**Brief**: Pick out every line holding the string "Index" and copy it.

**Items**:
══════════

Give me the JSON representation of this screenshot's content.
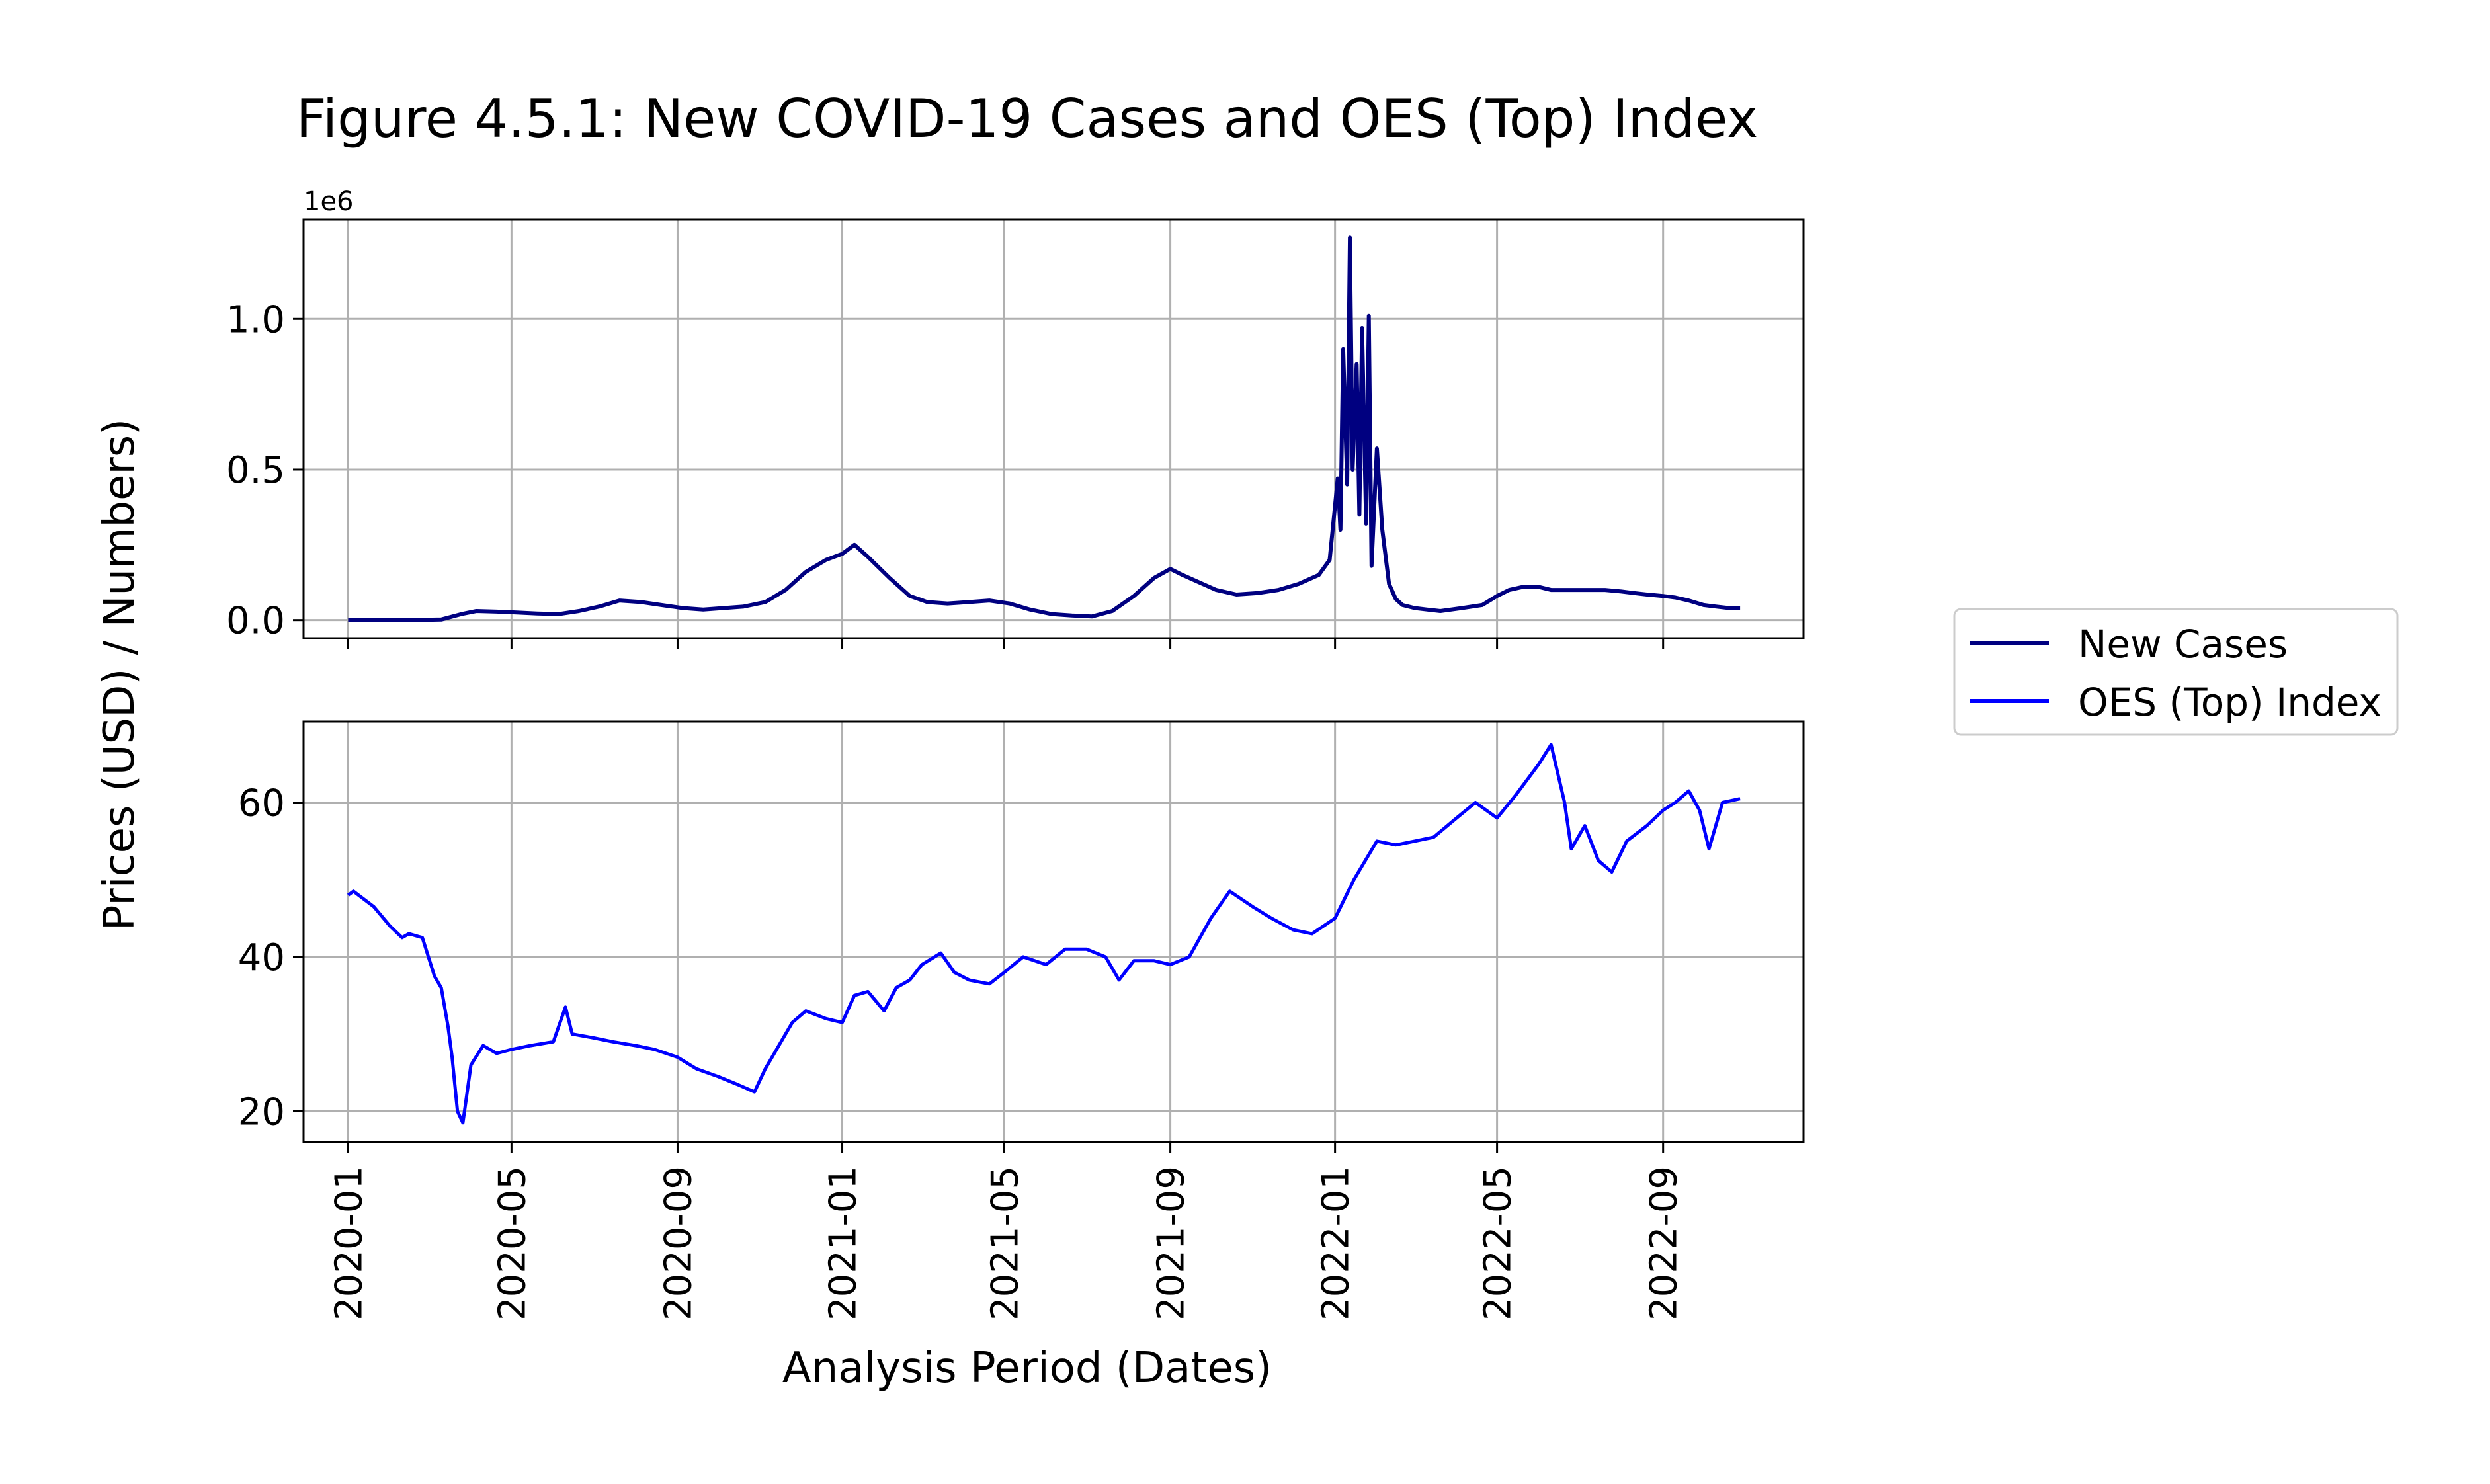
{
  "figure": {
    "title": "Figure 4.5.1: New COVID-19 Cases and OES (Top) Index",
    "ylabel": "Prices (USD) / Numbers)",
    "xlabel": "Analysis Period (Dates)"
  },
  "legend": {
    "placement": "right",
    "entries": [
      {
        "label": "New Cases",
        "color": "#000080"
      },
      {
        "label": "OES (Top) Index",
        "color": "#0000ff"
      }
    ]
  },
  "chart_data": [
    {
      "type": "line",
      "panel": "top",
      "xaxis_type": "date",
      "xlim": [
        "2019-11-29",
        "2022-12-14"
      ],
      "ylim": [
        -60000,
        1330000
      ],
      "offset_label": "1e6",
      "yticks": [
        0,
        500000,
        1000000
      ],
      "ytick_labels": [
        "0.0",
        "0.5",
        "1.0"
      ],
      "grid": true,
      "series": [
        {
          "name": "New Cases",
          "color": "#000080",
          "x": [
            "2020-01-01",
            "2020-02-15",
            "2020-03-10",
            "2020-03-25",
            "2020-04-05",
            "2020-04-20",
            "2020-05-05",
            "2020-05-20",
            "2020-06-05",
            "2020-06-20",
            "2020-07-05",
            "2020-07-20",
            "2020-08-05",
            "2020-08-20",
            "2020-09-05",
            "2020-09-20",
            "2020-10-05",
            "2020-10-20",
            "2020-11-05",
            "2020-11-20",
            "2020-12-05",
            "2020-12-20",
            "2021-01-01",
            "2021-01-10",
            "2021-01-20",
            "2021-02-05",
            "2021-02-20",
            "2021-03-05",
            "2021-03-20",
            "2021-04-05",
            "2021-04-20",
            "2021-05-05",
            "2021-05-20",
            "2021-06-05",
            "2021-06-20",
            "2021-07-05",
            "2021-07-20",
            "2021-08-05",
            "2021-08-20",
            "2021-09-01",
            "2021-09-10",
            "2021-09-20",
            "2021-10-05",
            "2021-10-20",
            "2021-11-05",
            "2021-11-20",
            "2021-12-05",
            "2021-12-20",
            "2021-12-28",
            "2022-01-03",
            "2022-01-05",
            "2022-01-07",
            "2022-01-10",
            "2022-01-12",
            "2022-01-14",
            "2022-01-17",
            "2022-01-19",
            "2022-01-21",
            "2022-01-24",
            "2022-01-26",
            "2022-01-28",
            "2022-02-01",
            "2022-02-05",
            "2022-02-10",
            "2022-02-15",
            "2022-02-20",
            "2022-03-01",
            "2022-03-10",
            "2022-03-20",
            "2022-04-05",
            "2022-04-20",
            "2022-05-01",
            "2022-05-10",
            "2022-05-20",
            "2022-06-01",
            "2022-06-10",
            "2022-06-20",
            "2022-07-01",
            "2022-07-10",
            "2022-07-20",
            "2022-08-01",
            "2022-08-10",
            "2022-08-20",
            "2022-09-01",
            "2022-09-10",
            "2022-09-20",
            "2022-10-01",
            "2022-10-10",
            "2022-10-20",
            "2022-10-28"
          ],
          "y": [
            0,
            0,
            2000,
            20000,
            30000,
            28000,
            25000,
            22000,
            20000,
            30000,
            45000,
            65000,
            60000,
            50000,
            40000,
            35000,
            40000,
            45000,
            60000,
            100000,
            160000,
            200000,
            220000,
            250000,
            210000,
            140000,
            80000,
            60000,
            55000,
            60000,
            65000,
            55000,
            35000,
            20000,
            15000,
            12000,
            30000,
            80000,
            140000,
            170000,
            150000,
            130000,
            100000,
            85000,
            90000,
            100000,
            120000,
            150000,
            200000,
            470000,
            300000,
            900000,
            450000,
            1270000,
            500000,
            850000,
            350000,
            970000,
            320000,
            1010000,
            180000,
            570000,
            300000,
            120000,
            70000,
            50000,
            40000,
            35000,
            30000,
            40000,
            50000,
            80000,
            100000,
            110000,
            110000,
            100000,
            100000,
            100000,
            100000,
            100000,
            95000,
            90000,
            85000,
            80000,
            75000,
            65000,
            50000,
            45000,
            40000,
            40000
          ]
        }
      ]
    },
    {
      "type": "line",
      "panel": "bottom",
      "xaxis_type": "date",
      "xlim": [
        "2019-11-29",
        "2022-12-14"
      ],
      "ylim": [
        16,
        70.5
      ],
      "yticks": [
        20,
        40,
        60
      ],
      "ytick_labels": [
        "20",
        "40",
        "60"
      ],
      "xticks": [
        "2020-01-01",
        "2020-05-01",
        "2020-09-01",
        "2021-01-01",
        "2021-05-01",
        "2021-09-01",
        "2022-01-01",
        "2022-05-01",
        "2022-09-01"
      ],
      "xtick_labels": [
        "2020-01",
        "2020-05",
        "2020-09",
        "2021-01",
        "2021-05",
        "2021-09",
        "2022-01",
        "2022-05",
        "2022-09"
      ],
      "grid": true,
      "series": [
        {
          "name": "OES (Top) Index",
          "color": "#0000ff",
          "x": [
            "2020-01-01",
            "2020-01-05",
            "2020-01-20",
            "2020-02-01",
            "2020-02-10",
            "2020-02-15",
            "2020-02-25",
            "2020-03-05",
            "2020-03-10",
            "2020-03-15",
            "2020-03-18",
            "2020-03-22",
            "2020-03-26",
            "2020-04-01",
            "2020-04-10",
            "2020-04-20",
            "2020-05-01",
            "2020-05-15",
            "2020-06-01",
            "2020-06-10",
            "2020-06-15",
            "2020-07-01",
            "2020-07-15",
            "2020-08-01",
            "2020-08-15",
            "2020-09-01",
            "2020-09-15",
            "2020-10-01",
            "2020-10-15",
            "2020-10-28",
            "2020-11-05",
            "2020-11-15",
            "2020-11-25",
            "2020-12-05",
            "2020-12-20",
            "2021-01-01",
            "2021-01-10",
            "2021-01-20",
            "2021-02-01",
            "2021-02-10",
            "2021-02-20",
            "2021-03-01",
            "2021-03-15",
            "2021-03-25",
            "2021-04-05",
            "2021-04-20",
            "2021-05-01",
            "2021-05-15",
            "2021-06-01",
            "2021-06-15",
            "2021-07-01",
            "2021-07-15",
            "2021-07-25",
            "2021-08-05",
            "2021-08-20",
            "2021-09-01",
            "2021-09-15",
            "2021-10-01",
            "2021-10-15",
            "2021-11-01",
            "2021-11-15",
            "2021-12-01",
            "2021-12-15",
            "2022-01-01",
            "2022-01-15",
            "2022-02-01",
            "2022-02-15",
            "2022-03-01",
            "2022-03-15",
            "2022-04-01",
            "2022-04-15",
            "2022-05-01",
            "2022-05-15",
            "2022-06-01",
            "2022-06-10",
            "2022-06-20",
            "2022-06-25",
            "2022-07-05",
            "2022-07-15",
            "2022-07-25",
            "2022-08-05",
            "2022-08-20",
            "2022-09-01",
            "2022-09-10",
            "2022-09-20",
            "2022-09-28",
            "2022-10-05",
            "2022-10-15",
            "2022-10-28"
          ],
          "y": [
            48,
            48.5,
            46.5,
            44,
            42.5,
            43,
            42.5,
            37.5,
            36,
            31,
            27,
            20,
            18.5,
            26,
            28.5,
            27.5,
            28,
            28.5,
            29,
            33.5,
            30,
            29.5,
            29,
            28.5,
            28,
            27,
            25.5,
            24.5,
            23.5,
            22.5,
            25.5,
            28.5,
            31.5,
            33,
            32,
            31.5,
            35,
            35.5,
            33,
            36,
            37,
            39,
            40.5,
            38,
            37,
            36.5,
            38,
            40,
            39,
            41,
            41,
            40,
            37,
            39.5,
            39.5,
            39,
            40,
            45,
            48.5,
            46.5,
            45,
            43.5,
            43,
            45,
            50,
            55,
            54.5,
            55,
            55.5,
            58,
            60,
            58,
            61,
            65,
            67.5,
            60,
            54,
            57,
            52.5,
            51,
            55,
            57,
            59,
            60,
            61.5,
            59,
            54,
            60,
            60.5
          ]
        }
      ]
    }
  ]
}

══════════

**Response to this exercise**:
    "title": "Figure 4.5.1: New COVID-19 Cases and OES (Top) Index",
        "label": "OES (Top) Index",
          "name": "OES (Top) Index",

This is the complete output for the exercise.